> _Direction_
Continue the essay on uptalk and vocal fry from its final sentence, matching its voice.

> _Page text_
* Begin *

RVA Family: Uptalk with a side of vocal fries

Vocal fry and uptalk and other “girly” vocal tics are maybe just how we speak, OK?

Hi, my name is Hayley, and there’s no right way for me to talk. There isn’t a right way for you either, if you’re of the female persuasion.

Sometimes I uptalk. Uptalking–that is, speaking with an upward inflection–is, I’m told, a terrible thing. I’m supposedly doing a feminist disservice to women, not to mention my daughter, by making us all sound unintelligent. When I employ uptalk I probably sound like I’m asking a question when I’m not, rather than stating I know something. I sound weak, hesitant, maybe even simpering. I don’t sound powerful when I speak with an upward inflection.

The obvious answer here is to lower my voice, right?

Wrong.

Apparently consciously lowering my voice where I might normally use an upward inflection is equally bad! The thing is, when I consciously lower my voice where I might normally uptalk, my voice sometimes catches. It’s what’s known as “vocal fry” to some, “creaky voice” to others.

* End *

[Box coordinate listings]
* Begin *

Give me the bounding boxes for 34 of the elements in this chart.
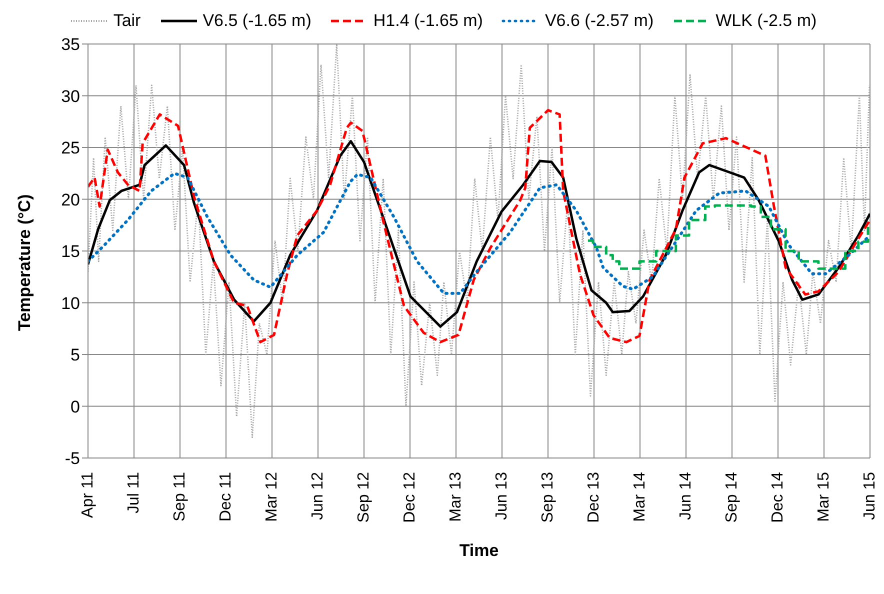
x-tick-label: Jul 11 [126, 472, 142, 514]
y-tick-label: 20 [61, 190, 80, 210]
x-tick-label: Jun 13 [494, 472, 510, 520]
y-tick-label: -5 [64, 449, 80, 468]
x-tick-label: Dec 13 [586, 472, 602, 523]
y-axis-title: Temperature (°C) [15, 194, 34, 331]
x-tick-label: Sep 12 [356, 472, 372, 523]
legend-label: V6.6 (-2.57 m) [544, 11, 654, 31]
legend-label: WLK (-2.5 m) [716, 11, 817, 31]
x-tick-label: Dec 12 [402, 472, 418, 523]
y-tick-label: 35 [61, 35, 80, 54]
y-tick-label: 15 [61, 242, 80, 262]
x-tick-label: Mar 15 [816, 472, 832, 522]
x-axis-title: Time [459, 541, 499, 560]
y-tick-label: 5 [70, 346, 80, 365]
x-tick-label: Jun 12 [310, 472, 326, 520]
y-tick-label: 25 [61, 138, 80, 158]
y-tick-label: 0 [70, 397, 80, 416]
y-tick-label: 10 [61, 294, 80, 313]
y-tick-label: 30 [61, 86, 80, 106]
legend-label: Tair [113, 11, 141, 31]
legend-label: H1.4 (-1.65 m) [373, 11, 483, 31]
x-tick-label: Mar 14 [632, 472, 648, 522]
x-tick-label: Sep 11 [172, 472, 188, 522]
x-tick-label: Jun 14 [678, 472, 694, 520]
x-tick-label: Mar 13 [448, 472, 464, 522]
x-tick-label: Sep 14 [724, 472, 740, 523]
legend-label: V6.5 (-1.65 m) [202, 11, 312, 31]
x-tick-label: Jun 15 [862, 472, 878, 520]
x-tick-label: Sep 13 [540, 472, 556, 523]
x-tick-label: Mar 12 [264, 472, 280, 522]
x-tick-label: Apr 11 [80, 472, 96, 518]
x-tick-label: Dec 14 [770, 472, 786, 523]
x-tick-label: Dec 11 [218, 472, 234, 522]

* End *

> _Final result_
According to NPR host and Slate podcaster Bob Garfield (as quoted in an article written for Slate by Amanda Hess), lowering my female voice to a more flat, male-style of speaking, is “mindless” too. He also uses the terms “annoying,” “really annoying,” and “vulgar.”  I don’t find it annoying in others, in fact I find it to be an attractive vocal tic, which totally outs me as a young person, since that demographic finds it appealing! But I do! I never knew there was a name for it until, like everything else women do, people decided it was annoying and needed to stop.1

I already have a voice that’s in the lower-middle range. It isn’t as high as the voices of some of my peers, though it’s not in the lower-lower sphere either. This can be a problem because it means I might not sound feminine in the traditionally expected manner. I’ve taught enough classes to have been able to compare the million little ways I’m received depending on how I present myself, and my vocal pattern makes a difference…and uptalk helps.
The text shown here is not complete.